WHAT YOU HAVE TO DO: Write out every entry exactly as given, but omit the pictures.

DATA LINES:
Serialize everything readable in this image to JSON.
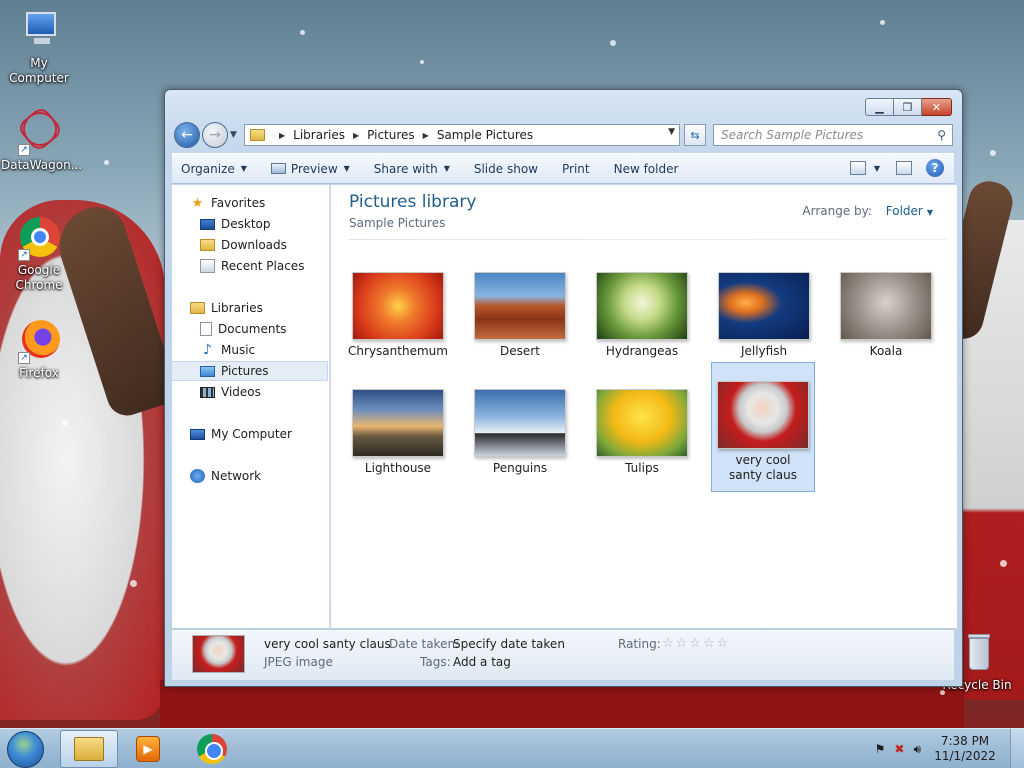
{
  "desktop": {
    "icons": [
      {
        "label": "My Computer",
        "icon": "computer-icon"
      },
      {
        "label": "DataWagon...",
        "icon": "datawagon-icon"
      },
      {
        "label": "Google Chrome",
        "icon": "chrome-icon"
      },
      {
        "label": "Firefox",
        "icon": "firefox-icon"
      },
      {
        "label": "Recycle Bin",
        "icon": "recycle-bin-icon"
      }
    ]
  },
  "window": {
    "caption_buttons": {
      "minimize": "▁",
      "maximize": "❐",
      "close": "✕"
    },
    "address": {
      "crumbs": [
        "Libraries",
        "Pictures",
        "Sample Pictures"
      ]
    },
    "search": {
      "placeholder": "Search Sample Pictures"
    },
    "toolbar": {
      "organize": "Organize",
      "preview": "Preview",
      "share_with": "Share with",
      "slide_show": "Slide show",
      "print": "Print",
      "new_folder": "New folder"
    },
    "nav": {
      "favorites": "Favorites",
      "desktop": "Desktop",
      "downloads": "Downloads",
      "recent_places": "Recent Places",
      "libraries": "Libraries",
      "documents": "Documents",
      "music": "Music",
      "pictures": "Pictures",
      "videos": "Videos",
      "my_computer": "My Computer",
      "network": "Network"
    },
    "content": {
      "title": "Pictures library",
      "subtitle": "Sample Pictures",
      "arrange_label": "Arrange by:",
      "arrange_value": "Folder",
      "items": [
        {
          "label": "Chrysanthemum"
        },
        {
          "label": "Desert"
        },
        {
          "label": "Hydrangeas"
        },
        {
          "label": "Jellyfish"
        },
        {
          "label": "Koala"
        },
        {
          "label": "Lighthouse"
        },
        {
          "label": "Penguins"
        },
        {
          "label": "Tulips"
        },
        {
          "label": "very cool santy claus",
          "selected": true
        }
      ]
    },
    "details": {
      "name": "very cool santy claus",
      "type": "JPEG image",
      "date_taken_label": "Date taken:",
      "date_taken_value": "Specify date taken",
      "tags_label": "Tags:",
      "tags_value": "Add a tag",
      "rating_label": "Rating:",
      "rating": "☆☆☆☆☆"
    }
  },
  "taskbar": {
    "time": "7:38 PM",
    "date": "11/1/2022"
  },
  "colors": {
    "accent": "#1e5e8c",
    "selection": "#cfe2f8",
    "taskbar": "#9dbcd6"
  }
}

RESULT OF THE TASK:
Serialize everything readable in this image to JSON.
{
  "desktop": {
    "icons": [
      {
        "label": "My Computer",
        "icon": "computer-icon"
      },
      {
        "label": "DataWagon...",
        "icon": "datawagon-icon"
      },
      {
        "label": "Google Chrome",
        "icon": "chrome-icon"
      },
      {
        "label": "Firefox",
        "icon": "firefox-icon"
      },
      {
        "label": "Recycle Bin",
        "icon": "recycle-bin-icon"
      }
    ]
  },
  "window": {
    "caption_buttons": {
      "minimize": "▁",
      "maximize": "❐",
      "close": "✕"
    },
    "address": {
      "crumbs": [
        "Libraries",
        "Pictures",
        "Sample Pictures"
      ]
    },
    "search": {
      "placeholder": "Search Sample Pictures"
    },
    "toolbar": {
      "organize": "Organize",
      "preview": "Preview",
      "share_with": "Share with",
      "slide_show": "Slide show",
      "print": "Print",
      "new_folder": "New folder"
    },
    "nav": {
      "favorites": "Favorites",
      "desktop": "Desktop",
      "downloads": "Downloads",
      "recent_places": "Recent Places",
      "libraries": "Libraries",
      "documents": "Documents",
      "music": "Music",
      "pictures": "Pictures",
      "videos": "Videos",
      "my_computer": "My Computer",
      "network": "Network"
    },
    "content": {
      "title": "Pictures library",
      "subtitle": "Sample Pictures",
      "arrange_label": "Arrange by:",
      "arrange_value": "Folder",
      "items": [
        {
          "label": "Chrysanthemum"
        },
        {
          "label": "Desert"
        },
        {
          "label": "Hydrangeas"
        },
        {
          "label": "Jellyfish"
        },
        {
          "label": "Koala"
        },
        {
          "label": "Lighthouse"
        },
        {
          "label": "Penguins"
        },
        {
          "label": "Tulips"
        },
        {
          "label": "very cool santy claus",
          "selected": true
        }
      ]
    },
    "details": {
      "name": "very cool santy claus",
      "type": "JPEG image",
      "date_taken_label": "Date taken:",
      "date_taken_value": "Specify date taken",
      "tags_label": "Tags:",
      "tags_value": "Add a tag",
      "rating_label": "Rating:",
      "rating": "☆☆☆☆☆"
    }
  },
  "taskbar": {
    "time": "7:38 PM",
    "date": "11/1/2022"
  },
  "colors": {
    "accent": "#1e5e8c",
    "selection": "#cfe2f8",
    "taskbar": "#9dbcd6"
  }
}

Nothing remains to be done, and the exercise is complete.